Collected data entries
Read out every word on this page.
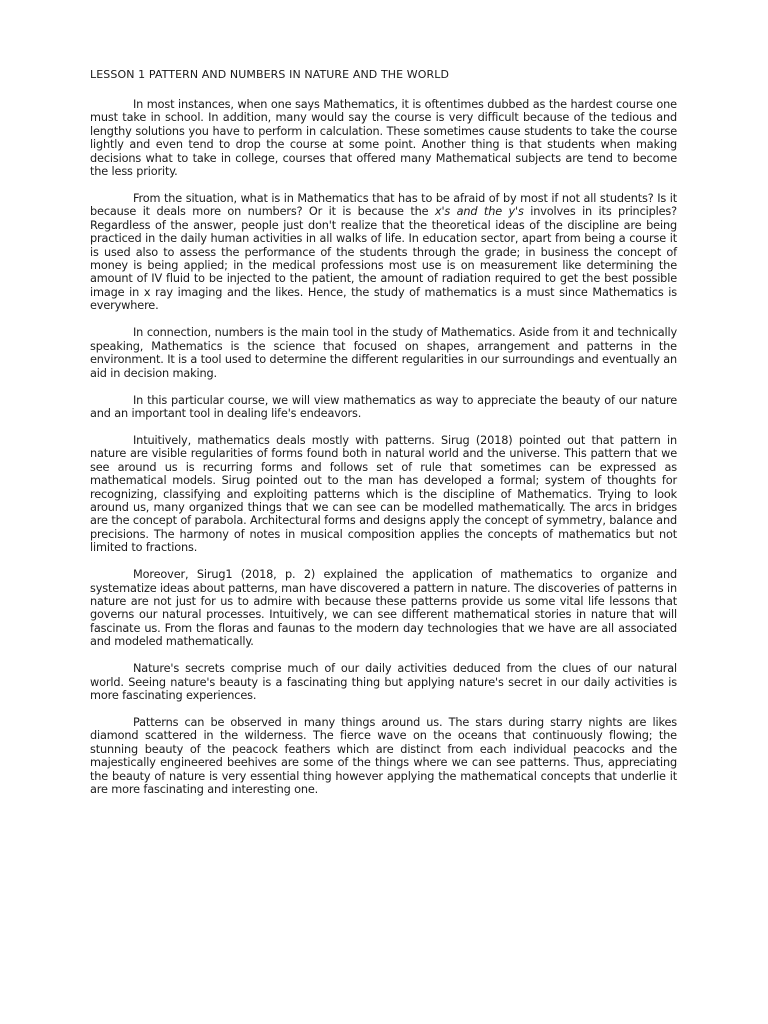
LESSON 1 PATTERN AND NUMBERS IN NATURE AND THE WORLD

In most instances, when one says Mathematics, it is oftentimes dubbed as the hardest course one must take in school. In addition, many would say the course is very difficult because of the tedious and lengthy solutions you have to perform in calculation. These sometimes cause students to take the course lightly and even tend to drop the course at some point. Another thing is that students when making decisions what to take in college, courses that offered many Mathematical subjects are tend to become the less priority.

From the situation, what is in Mathematics that has to be afraid of by most if not all students? Is it because it deals more on numbers? Or it is because the x's and the y's involves in its principles? Regardless of the answer, people just don't realize that the theoretical ideas of the discipline are being practiced in the daily human activities in all walks of life. In education sector, apart from being a course it is used also to assess the performance of the students through the grade; in business the concept of money is being applied; in the medical professions most use is on measurement like determining the amount of IV fluid to be injected to the patient, the amount of radiation required to get the best possible image in x ray imaging and the likes. Hence, the study of mathematics is a must since Mathematics is everywhere.

In connection, numbers is the main tool in the study of Mathematics. Aside from it and technically speaking, Mathematics is the science that focused on shapes, arrangement and patterns in the environment. It is a tool used to determine the different regularities in our surroundings and eventually an aid in decision making.

In this particular course, we will view mathematics as way to appreciate the beauty of our nature and an important tool in dealing life's endeavors.

Intuitively, mathematics deals mostly with patterns. Sirug (2018) pointed out that pattern in nature are visible regularities of forms found both in natural world and the universe. This pattern that we see around us is recurring forms and follows set of rule that sometimes can be expressed as mathematical models. Sirug pointed out to the man has developed a formal; system of thoughts for recognizing, classifying and exploiting patterns which is the discipline of Mathematics. Trying to look around us, many organized things that we can see can be modelled mathematically. The arcs in bridges are the concept of parabola. Architectural forms and designs apply the concept of symmetry, balance and precisions. The harmony of notes in musical composition applies the concepts of mathematics but not limited to fractions.

Moreover, Sirug1 (2018, p. 2) explained the application of mathematics to organize and systematize ideas about patterns, man have discovered a pattern in nature. The discoveries of patterns in nature are not just for us to admire with because these patterns provide us some vital life lessons that governs our natural processes. Intuitively, we can see different mathematical stories in nature that will fascinate us. From the floras and faunas to the modern day technologies that we have are all associated and modeled mathematically.

Nature's secrets comprise much of our daily activities deduced from the clues of our natural world. Seeing nature's beauty is a fascinating thing but applying nature's secret in our daily activities is more fascinating experiences.

Patterns can be observed in many things around us. The stars during starry nights are likes diamond scattered in the wilderness. The fierce wave on the oceans that continuously flowing; the stunning beauty of the peacock feathers which are distinct from each individual peacocks and the majestically engineered beehives are some of the things where we can see patterns. Thus, appreciating the beauty of nature is very essential thing however applying the mathematical concepts that underlie it are more fascinating and interesting one.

== WHAT TO PRODUCE ==
All of the lines above should be printed exactly, minus the pictures.

== TASK OUTPUT ==
Read out every word on this page.
LESSON 1 PATTERN AND NUMBERS IN NATURE AND THE WORLD

In most instances, when one says Mathematics, it is oftentimes dubbed as the hardest course one must take in school. In addition, many would say the course is very difficult because of the tedious and lengthy solutions you have to perform in calculation. These sometimes cause students to take the course lightly and even tend to drop the course at some point. Another thing is that students when making decisions what to take in college, courses that offered many Mathematical subjects are tend to become the less priority.

From the situation, what is in Mathematics that has to be afraid of by most if not all students? Is it because it deals more on numbers? Or it is because the x's and the y's involves in its principles? Regardless of the answer, people just don't realize that the theoretical ideas of the discipline are being practiced in the daily human activities in all walks of life. In education sector, apart from being a course it is used also to assess the performance of the students through the grade; in business the concept of money is being applied; in the medical professions most use is on measurement like determining the amount of IV fluid to be injected to the patient, the amount of radiation required to get the best possible image in x ray imaging and the likes. Hence, the study of mathematics is a must since Mathematics is everywhere.

In connection, numbers is the main tool in the study of Mathematics. Aside from it and technically speaking, Mathematics is the science that focused on shapes, arrangement and patterns in the environment. It is a tool used to determine the different regularities in our surroundings and eventually an aid in decision making.

In this particular course, we will view mathematics as way to appreciate the beauty of our nature and an important tool in dealing life's endeavors.

Intuitively, mathematics deals mostly with patterns. Sirug (2018) pointed out that pattern in nature are visible regularities of forms found both in natural world and the universe. This pattern that we see around us is recurring forms and follows set of rule that sometimes can be expressed as mathematical models. Sirug pointed out to the man has developed a formal; system of thoughts for recognizing, classifying and exploiting patterns which is the discipline of Mathematics. Trying to look around us, many organized things that we can see can be modelled mathematically. The arcs in bridges are the concept of parabola. Architectural forms and designs apply the concept of symmetry, balance and precisions. The harmony of notes in musical composition applies the concepts of mathematics but not limited to fractions.

Moreover, Sirug1 (2018, p. 2) explained the application of mathematics to organize and systematize ideas about patterns, man have discovered a pattern in nature. The discoveries of patterns in nature are not just for us to admire with because these patterns provide us some vital life lessons that governs our natural processes. Intuitively, we can see different mathematical stories in nature that will fascinate us. From the floras and faunas to the modern day technologies that we have are all associated and modeled mathematically.

Nature's secrets comprise much of our daily activities deduced from the clues of our natural world. Seeing nature's beauty is a fascinating thing but applying nature's secret in our daily activities is more fascinating experiences.

Patterns can be observed in many things around us. The stars during starry nights are likes diamond scattered in the wilderness. The fierce wave on the oceans that continuously flowing; the stunning beauty of the peacock feathers which are distinct from each individual peacocks and the majestically engineered beehives are some of the things where we can see patterns. Thus, appreciating the beauty of nature is very essential thing however applying the mathematical concepts that underlie it are more fascinating and interesting one.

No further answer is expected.